SHORT PROBLEM: Keep only the lines of the listing that include the word "Иркутской", and copy them.

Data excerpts
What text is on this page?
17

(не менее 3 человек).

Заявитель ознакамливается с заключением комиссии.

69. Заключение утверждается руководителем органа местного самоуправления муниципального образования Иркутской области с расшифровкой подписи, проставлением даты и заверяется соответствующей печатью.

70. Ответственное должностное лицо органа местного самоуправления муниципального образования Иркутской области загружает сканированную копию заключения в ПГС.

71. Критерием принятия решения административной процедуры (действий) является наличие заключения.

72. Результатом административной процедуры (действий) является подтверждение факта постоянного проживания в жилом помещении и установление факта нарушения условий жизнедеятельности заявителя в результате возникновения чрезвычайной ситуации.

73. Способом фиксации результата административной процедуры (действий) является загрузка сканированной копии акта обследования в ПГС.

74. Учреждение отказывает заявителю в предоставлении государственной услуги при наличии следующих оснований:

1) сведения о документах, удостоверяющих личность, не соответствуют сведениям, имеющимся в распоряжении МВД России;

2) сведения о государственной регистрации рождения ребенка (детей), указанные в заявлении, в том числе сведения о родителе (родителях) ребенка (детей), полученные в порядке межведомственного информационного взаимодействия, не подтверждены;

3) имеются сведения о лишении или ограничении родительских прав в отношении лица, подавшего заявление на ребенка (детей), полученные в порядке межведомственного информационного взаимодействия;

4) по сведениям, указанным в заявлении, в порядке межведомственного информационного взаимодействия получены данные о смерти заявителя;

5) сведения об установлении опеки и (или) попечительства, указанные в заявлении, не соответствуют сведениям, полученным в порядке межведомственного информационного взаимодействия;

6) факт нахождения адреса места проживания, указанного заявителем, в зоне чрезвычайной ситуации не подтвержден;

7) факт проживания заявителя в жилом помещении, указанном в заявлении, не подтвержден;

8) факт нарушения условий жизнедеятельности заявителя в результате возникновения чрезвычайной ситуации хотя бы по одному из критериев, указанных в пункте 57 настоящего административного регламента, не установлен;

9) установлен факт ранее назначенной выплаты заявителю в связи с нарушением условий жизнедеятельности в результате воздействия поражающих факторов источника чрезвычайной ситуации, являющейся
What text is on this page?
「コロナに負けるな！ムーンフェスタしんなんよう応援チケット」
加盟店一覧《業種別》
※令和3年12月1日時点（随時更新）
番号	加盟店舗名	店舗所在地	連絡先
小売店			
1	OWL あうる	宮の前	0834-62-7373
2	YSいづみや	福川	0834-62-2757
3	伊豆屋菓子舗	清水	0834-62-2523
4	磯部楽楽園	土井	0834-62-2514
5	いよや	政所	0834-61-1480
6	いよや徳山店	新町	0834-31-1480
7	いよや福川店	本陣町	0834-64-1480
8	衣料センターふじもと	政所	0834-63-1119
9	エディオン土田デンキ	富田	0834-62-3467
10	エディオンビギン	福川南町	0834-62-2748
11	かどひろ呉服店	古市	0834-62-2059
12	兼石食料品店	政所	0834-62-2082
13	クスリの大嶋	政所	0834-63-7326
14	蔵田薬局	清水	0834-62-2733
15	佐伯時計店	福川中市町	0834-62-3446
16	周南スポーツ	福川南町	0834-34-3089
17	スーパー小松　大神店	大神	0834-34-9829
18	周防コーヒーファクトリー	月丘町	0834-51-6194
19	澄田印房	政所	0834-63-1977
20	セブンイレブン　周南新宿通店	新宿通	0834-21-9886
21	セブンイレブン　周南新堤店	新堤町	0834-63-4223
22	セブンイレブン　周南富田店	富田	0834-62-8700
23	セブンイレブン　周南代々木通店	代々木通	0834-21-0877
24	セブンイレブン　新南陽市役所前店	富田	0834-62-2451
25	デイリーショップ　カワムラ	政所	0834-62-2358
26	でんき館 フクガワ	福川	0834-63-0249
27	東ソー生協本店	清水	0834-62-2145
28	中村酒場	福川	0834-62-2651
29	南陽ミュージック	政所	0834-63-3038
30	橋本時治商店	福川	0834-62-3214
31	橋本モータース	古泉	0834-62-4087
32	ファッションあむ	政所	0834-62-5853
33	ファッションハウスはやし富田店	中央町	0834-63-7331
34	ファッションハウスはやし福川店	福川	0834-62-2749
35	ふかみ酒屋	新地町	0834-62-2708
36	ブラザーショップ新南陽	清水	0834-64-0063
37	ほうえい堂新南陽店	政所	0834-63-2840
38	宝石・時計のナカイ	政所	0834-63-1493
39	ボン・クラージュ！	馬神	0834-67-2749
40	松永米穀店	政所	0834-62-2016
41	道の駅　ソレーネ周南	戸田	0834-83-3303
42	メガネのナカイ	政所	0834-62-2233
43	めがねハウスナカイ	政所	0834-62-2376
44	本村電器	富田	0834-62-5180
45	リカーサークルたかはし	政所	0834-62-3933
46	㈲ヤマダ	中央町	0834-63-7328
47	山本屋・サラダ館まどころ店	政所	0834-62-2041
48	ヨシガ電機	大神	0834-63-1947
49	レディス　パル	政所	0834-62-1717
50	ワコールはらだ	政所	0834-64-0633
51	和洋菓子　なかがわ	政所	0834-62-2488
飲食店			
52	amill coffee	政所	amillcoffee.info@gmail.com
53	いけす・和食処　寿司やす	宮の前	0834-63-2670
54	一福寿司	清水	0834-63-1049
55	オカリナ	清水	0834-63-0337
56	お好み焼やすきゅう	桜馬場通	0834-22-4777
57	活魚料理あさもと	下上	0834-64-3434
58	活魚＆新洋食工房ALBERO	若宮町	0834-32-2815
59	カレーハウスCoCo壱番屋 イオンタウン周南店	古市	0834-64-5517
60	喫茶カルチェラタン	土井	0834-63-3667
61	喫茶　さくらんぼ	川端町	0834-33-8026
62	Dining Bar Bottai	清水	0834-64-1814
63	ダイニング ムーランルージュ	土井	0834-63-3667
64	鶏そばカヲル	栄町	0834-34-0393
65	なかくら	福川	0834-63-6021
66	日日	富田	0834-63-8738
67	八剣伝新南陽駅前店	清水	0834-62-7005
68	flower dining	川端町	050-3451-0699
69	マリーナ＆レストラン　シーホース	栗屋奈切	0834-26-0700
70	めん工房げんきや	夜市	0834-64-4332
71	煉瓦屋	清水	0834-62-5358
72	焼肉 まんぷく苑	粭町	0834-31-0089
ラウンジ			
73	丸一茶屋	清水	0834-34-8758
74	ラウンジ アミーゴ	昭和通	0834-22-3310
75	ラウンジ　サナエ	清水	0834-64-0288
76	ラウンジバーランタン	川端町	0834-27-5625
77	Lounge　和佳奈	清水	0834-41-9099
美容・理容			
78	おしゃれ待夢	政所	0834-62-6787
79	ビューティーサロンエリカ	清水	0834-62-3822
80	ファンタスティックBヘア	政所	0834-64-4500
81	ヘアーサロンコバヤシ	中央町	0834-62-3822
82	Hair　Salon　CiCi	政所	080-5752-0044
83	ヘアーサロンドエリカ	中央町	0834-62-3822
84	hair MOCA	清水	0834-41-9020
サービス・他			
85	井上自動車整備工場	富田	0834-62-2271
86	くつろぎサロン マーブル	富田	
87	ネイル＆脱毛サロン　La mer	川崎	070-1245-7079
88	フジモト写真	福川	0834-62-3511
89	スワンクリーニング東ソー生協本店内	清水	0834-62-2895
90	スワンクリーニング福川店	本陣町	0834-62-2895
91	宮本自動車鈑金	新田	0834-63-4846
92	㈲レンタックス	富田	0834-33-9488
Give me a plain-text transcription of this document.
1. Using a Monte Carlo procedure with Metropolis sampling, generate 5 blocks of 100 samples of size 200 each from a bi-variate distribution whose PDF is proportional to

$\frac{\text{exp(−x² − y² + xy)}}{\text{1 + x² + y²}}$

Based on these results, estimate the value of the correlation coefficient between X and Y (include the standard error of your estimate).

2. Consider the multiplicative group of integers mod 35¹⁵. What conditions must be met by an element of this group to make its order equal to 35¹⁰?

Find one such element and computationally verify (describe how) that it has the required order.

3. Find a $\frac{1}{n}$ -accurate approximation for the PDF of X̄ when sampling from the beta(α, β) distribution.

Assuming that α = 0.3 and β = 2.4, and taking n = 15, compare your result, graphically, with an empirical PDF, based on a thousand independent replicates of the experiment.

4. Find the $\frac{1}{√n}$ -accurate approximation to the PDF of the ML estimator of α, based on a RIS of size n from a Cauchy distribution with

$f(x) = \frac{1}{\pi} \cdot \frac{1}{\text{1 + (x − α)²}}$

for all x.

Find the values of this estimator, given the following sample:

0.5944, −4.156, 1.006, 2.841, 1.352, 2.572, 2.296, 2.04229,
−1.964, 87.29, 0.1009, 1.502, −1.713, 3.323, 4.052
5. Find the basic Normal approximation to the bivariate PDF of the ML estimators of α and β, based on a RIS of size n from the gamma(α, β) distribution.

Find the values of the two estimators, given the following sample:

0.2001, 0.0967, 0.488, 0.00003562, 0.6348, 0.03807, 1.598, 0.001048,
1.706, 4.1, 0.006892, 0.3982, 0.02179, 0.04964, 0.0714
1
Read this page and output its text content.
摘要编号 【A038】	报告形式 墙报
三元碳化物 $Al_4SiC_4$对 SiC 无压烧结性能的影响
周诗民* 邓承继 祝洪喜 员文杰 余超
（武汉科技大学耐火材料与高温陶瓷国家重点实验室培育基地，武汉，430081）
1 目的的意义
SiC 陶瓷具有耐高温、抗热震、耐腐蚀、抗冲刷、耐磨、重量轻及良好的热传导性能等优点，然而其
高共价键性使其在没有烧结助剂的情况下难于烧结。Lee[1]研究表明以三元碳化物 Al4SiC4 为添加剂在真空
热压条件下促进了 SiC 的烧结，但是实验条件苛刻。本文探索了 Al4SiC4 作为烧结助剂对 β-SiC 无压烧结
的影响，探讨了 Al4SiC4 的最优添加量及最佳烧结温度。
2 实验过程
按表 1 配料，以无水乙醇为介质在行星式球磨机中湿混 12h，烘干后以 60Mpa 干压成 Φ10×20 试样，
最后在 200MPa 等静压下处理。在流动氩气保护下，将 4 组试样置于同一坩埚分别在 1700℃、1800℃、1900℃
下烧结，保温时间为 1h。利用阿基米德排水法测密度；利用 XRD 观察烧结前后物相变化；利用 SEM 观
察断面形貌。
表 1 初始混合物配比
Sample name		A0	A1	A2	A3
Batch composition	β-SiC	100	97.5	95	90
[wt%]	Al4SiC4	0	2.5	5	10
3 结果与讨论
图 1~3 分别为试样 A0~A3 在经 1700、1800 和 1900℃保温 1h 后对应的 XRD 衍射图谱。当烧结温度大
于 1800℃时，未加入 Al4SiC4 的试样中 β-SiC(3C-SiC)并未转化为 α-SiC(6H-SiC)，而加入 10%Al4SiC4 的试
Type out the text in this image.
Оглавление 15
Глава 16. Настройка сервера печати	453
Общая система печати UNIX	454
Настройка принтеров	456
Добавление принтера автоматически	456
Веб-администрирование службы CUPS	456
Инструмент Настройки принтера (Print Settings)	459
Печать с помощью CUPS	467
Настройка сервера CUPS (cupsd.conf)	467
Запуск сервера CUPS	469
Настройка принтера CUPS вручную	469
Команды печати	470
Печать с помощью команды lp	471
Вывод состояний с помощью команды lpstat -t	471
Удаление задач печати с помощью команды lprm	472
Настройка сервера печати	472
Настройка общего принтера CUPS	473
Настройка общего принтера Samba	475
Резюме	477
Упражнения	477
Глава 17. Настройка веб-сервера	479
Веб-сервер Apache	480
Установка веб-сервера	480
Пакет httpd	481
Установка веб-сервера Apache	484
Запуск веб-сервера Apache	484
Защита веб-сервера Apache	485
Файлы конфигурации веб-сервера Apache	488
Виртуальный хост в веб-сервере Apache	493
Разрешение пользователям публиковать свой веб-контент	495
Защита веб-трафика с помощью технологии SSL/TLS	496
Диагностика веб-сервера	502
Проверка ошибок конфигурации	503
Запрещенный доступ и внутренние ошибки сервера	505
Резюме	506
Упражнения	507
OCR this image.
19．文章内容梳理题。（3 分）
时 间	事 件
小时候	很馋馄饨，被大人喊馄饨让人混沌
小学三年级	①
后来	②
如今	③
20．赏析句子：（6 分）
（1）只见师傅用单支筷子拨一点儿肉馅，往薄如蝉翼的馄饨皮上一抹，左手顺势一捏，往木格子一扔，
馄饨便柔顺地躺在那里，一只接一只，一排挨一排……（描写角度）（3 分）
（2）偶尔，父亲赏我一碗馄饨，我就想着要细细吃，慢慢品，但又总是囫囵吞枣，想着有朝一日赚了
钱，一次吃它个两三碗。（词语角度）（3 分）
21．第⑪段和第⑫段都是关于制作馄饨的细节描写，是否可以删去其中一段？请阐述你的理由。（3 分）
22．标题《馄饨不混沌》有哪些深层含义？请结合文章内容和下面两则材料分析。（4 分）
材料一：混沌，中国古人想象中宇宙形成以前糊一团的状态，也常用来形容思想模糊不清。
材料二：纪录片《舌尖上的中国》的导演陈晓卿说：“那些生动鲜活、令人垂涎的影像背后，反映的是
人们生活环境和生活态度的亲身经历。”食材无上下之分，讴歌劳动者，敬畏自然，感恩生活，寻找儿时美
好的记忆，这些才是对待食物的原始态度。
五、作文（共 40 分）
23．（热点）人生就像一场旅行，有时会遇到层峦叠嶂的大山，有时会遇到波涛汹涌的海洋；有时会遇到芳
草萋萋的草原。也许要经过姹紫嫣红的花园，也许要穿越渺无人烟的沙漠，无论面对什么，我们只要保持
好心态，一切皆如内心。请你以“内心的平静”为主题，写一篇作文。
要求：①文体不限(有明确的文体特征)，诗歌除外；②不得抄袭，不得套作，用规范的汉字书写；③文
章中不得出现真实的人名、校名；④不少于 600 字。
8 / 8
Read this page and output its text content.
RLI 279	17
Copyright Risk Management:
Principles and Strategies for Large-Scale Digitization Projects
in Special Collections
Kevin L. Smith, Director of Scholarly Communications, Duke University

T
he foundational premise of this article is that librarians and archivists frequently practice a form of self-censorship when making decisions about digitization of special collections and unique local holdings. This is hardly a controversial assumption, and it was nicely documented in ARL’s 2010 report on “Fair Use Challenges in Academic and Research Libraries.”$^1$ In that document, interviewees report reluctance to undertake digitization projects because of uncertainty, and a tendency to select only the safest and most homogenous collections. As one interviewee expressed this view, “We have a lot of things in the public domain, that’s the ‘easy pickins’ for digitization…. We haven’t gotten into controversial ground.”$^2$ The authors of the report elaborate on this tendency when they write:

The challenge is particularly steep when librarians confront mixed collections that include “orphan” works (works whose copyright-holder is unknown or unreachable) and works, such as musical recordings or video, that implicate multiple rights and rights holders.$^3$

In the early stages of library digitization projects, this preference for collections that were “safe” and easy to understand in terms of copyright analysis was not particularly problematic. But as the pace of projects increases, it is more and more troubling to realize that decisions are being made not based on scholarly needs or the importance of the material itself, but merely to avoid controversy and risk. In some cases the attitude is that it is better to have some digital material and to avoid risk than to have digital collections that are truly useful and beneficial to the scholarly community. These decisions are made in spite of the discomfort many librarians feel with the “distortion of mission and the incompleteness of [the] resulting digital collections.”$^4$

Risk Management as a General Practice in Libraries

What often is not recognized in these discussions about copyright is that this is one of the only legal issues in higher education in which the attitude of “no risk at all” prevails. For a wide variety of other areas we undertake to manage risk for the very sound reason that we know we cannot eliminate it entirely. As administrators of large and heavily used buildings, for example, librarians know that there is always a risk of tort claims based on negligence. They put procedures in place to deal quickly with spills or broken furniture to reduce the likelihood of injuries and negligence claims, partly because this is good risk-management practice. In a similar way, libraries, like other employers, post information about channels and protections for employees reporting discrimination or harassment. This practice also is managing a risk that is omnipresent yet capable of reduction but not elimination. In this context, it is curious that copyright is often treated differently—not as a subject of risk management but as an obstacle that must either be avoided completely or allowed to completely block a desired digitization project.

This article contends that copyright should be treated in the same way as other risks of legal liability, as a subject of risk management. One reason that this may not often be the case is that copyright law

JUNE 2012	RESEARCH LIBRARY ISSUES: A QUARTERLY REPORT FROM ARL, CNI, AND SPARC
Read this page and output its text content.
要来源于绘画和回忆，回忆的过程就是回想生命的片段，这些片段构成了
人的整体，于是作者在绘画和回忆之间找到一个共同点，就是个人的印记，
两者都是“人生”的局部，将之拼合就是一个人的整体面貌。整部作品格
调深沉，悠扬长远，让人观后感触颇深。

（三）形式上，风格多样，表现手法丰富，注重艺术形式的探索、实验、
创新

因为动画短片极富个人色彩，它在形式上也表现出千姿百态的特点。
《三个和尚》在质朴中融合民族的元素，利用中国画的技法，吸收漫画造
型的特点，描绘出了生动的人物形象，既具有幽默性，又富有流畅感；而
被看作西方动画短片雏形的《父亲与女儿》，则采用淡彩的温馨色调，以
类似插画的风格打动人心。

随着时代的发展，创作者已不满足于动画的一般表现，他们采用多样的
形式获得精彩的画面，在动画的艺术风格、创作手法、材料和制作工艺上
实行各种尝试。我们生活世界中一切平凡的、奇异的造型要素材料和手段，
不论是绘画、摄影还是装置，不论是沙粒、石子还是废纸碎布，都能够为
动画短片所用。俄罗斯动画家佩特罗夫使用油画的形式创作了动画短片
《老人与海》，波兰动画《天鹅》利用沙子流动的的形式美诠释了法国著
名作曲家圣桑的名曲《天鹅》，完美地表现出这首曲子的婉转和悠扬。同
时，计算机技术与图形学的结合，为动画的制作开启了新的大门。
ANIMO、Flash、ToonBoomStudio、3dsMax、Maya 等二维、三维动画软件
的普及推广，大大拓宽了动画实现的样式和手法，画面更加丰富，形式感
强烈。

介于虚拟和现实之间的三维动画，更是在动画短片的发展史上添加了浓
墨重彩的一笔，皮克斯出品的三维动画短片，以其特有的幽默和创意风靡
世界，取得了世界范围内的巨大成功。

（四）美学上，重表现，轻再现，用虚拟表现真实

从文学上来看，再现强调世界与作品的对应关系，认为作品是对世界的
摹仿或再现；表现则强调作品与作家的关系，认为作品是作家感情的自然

CORRECT ANSWER:
69. Заключение утверждается руководителем органа местного самоуправления муниципального образования Иркутской области с расшифровкой подписи, проставлением даты и заверяется соответствующей печатью.
70. Ответственное должностное лицо органа местного самоуправления муниципального образования Иркутской области загружает сканированную копию заключения в ПГС.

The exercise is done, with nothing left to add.